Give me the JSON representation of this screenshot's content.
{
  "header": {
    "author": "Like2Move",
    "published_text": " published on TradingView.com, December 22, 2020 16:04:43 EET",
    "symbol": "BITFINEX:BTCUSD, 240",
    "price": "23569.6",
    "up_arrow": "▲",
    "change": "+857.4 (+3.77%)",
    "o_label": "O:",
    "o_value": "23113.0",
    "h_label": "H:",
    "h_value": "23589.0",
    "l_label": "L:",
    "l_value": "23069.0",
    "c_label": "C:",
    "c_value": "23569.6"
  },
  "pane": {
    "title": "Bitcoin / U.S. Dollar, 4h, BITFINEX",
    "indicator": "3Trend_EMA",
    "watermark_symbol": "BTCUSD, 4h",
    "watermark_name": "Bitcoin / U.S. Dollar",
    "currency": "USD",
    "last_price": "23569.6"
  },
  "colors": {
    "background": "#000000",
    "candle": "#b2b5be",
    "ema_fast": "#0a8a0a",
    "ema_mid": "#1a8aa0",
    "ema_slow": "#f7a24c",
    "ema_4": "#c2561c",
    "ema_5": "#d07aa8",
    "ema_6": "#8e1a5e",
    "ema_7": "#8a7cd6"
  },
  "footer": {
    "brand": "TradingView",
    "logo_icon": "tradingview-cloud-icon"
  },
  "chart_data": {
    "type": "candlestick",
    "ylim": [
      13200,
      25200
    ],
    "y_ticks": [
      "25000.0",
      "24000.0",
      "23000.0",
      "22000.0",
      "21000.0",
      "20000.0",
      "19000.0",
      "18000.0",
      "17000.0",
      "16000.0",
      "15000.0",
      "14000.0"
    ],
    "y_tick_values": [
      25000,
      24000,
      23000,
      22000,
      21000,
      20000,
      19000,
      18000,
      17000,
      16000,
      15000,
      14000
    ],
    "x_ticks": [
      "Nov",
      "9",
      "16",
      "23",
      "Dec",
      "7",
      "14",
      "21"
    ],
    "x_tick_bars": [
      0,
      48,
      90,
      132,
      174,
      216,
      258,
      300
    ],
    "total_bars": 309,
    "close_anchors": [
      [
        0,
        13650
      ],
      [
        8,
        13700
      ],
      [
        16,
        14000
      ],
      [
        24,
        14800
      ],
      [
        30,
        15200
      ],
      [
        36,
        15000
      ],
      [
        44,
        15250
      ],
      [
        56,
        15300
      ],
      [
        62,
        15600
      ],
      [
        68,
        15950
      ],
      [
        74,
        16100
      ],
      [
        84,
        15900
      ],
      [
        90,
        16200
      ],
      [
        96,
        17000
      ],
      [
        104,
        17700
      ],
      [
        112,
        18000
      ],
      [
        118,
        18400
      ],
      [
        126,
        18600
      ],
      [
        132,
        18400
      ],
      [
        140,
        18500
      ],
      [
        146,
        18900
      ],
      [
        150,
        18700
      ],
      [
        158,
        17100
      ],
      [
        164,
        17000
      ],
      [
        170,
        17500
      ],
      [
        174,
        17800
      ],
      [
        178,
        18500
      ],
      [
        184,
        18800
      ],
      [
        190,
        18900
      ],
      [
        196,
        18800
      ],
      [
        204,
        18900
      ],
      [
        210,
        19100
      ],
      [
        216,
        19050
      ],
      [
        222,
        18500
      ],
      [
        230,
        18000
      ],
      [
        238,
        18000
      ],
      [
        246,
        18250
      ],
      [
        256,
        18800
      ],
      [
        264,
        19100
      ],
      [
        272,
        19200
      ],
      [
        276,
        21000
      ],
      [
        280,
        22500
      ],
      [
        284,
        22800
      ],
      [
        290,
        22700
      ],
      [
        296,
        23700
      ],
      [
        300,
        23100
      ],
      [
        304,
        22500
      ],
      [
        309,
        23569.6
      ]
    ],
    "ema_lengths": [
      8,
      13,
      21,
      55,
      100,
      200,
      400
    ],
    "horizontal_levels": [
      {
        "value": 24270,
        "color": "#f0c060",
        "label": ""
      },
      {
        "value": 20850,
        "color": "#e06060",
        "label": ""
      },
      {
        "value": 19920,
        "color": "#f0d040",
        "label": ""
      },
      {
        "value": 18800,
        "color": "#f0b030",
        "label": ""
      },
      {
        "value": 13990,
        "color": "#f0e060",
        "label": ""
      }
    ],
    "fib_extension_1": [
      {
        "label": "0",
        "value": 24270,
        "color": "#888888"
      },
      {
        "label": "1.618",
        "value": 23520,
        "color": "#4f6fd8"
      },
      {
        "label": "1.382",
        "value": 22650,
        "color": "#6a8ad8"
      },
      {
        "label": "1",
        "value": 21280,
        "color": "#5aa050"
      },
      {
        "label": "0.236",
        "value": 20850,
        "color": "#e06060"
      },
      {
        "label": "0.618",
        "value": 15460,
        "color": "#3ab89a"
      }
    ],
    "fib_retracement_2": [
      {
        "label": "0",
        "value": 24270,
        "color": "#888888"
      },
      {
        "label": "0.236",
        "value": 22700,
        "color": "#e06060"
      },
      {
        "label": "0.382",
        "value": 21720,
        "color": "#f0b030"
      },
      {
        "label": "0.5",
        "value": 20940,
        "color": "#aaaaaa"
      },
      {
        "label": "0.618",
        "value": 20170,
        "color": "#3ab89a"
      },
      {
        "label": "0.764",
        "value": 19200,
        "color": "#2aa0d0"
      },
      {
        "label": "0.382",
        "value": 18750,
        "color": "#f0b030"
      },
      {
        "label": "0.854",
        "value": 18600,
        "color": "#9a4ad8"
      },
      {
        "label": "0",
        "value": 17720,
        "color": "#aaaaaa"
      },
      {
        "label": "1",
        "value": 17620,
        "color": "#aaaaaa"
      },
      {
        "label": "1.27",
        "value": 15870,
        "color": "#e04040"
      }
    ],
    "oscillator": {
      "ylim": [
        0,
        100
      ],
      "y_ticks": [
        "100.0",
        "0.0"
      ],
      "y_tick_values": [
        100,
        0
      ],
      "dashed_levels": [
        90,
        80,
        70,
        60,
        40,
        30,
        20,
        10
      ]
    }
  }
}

* [Requirements]
Please reproduce the entire listing, exactly as shown.

* [Solved problem]
Give me the JSON representation of this screenshot's content.
{
  "header": {
    "author": "Like2Move",
    "published_text": " published on TradingView.com, December 22, 2020 16:04:43 EET",
    "symbol": "BITFINEX:BTCUSD, 240",
    "price": "23569.6",
    "up_arrow": "▲",
    "change": "+857.4 (+3.77%)",
    "o_label": "O:",
    "o_value": "23113.0",
    "h_label": "H:",
    "h_value": "23589.0",
    "l_label": "L:",
    "l_value": "23069.0",
    "c_label": "C:",
    "c_value": "23569.6"
  },
  "pane": {
    "title": "Bitcoin / U.S. Dollar, 4h, BITFINEX",
    "indicator": "3Trend_EMA",
    "watermark_symbol": "BTCUSD, 4h",
    "watermark_name": "Bitcoin / U.S. Dollar",
    "currency": "USD",
    "last_price": "23569.6"
  },
  "colors": {
    "background": "#000000",
    "candle": "#b2b5be",
    "ema_fast": "#0a8a0a",
    "ema_mid": "#1a8aa0",
    "ema_slow": "#f7a24c",
    "ema_4": "#c2561c",
    "ema_5": "#d07aa8",
    "ema_6": "#8e1a5e",
    "ema_7": "#8a7cd6"
  },
  "footer": {
    "brand": "TradingView",
    "logo_icon": "tradingview-cloud-icon"
  },
  "chart_data": {
    "type": "candlestick",
    "ylim": [
      13200,
      25200
    ],
    "y_ticks": [
      "25000.0",
      "24000.0",
      "23000.0",
      "22000.0",
      "21000.0",
      "20000.0",
      "19000.0",
      "18000.0",
      "17000.0",
      "16000.0",
      "15000.0",
      "14000.0"
    ],
    "y_tick_values": [
      25000,
      24000,
      23000,
      22000,
      21000,
      20000,
      19000,
      18000,
      17000,
      16000,
      15000,
      14000
    ],
    "x_ticks": [
      "Nov",
      "9",
      "16",
      "23",
      "Dec",
      "7",
      "14",
      "21"
    ],
    "x_tick_bars": [
      0,
      48,
      90,
      132,
      174,
      216,
      258,
      300
    ],
    "total_bars": 309,
    "close_anchors": [
      [
        0,
        13650
      ],
      [
        8,
        13700
      ],
      [
        16,
        14000
      ],
      [
        24,
        14800
      ],
      [
        30,
        15200
      ],
      [
        36,
        15000
      ],
      [
        44,
        15250
      ],
      [
        56,
        15300
      ],
      [
        62,
        15600
      ],
      [
        68,
        15950
      ],
      [
        74,
        16100
      ],
      [
        84,
        15900
      ],
      [
        90,
        16200
      ],
      [
        96,
        17000
      ],
      [
        104,
        17700
      ],
      [
        112,
        18000
      ],
      [
        118,
        18400
      ],
      [
        126,
        18600
      ],
      [
        132,
        18400
      ],
      [
        140,
        18500
      ],
      [
        146,
        18900
      ],
      [
        150,
        18700
      ],
      [
        158,
        17100
      ],
      [
        164,
        17000
      ],
      [
        170,
        17500
      ],
      [
        174,
        17800
      ],
      [
        178,
        18500
      ],
      [
        184,
        18800
      ],
      [
        190,
        18900
      ],
      [
        196,
        18800
      ],
      [
        204,
        18900
      ],
      [
        210,
        19100
      ],
      [
        216,
        19050
      ],
      [
        222,
        18500
      ],
      [
        230,
        18000
      ],
      [
        238,
        18000
      ],
      [
        246,
        18250
      ],
      [
        256,
        18800
      ],
      [
        264,
        19100
      ],
      [
        272,
        19200
      ],
      [
        276,
        21000
      ],
      [
        280,
        22500
      ],
      [
        284,
        22800
      ],
      [
        290,
        22700
      ],
      [
        296,
        23700
      ],
      [
        300,
        23100
      ],
      [
        304,
        22500
      ],
      [
        309,
        23569.6
      ]
    ],
    "ema_lengths": [
      8,
      13,
      21,
      55,
      100,
      200,
      400
    ],
    "horizontal_levels": [
      {
        "value": 24270,
        "color": "#f0c060",
        "label": ""
      },
      {
        "value": 20850,
        "color": "#e06060",
        "label": ""
      },
      {
        "value": 19920,
        "color": "#f0d040",
        "label": ""
      },
      {
        "value": 18800,
        "color": "#f0b030",
        "label": ""
      },
      {
        "value": 13990,
        "color": "#f0e060",
        "label": ""
      }
    ],
    "fib_extension_1": [
      {
        "label": "0",
        "value": 24270,
        "color": "#888888"
      },
      {
        "label": "1.618",
        "value": 23520,
        "color": "#4f6fd8"
      },
      {
        "label": "1.382",
        "value": 22650,
        "color": "#6a8ad8"
      },
      {
        "label": "1",
        "value": 21280,
        "color": "#5aa050"
      },
      {
        "label": "0.236",
        "value": 20850,
        "color": "#e06060"
      },
      {
        "label": "0.618",
        "value": 15460,
        "color": "#3ab89a"
      }
    ],
    "fib_retracement_2": [
      {
        "label": "0",
        "value": 24270,
        "color": "#888888"
      },
      {
        "label": "0.236",
        "value": 22700,
        "color": "#e06060"
      },
      {
        "label": "0.382",
        "value": 21720,
        "color": "#f0b030"
      },
      {
        "label": "0.5",
        "value": 20940,
        "color": "#aaaaaa"
      },
      {
        "label": "0.618",
        "value": 20170,
        "color": "#3ab89a"
      },
      {
        "label": "0.764",
        "value": 19200,
        "color": "#2aa0d0"
      },
      {
        "label": "0.382",
        "value": 18750,
        "color": "#f0b030"
      },
      {
        "label": "0.854",
        "value": 18600,
        "color": "#9a4ad8"
      },
      {
        "label": "0",
        "value": 17720,
        "color": "#aaaaaa"
      },
      {
        "label": "1",
        "value": 17620,
        "color": "#aaaaaa"
      },
      {
        "label": "1.27",
        "value": 15870,
        "color": "#e04040"
      }
    ],
    "oscillator": {
      "ylim": [
        0,
        100
      ],
      "y_ticks": [
        "100.0",
        "0.0"
      ],
      "y_tick_values": [
        100,
        0
      ],
      "dashed_levels": [
        90,
        80,
        70,
        60,
        40,
        30,
        20,
        10
      ]
    }
  }
}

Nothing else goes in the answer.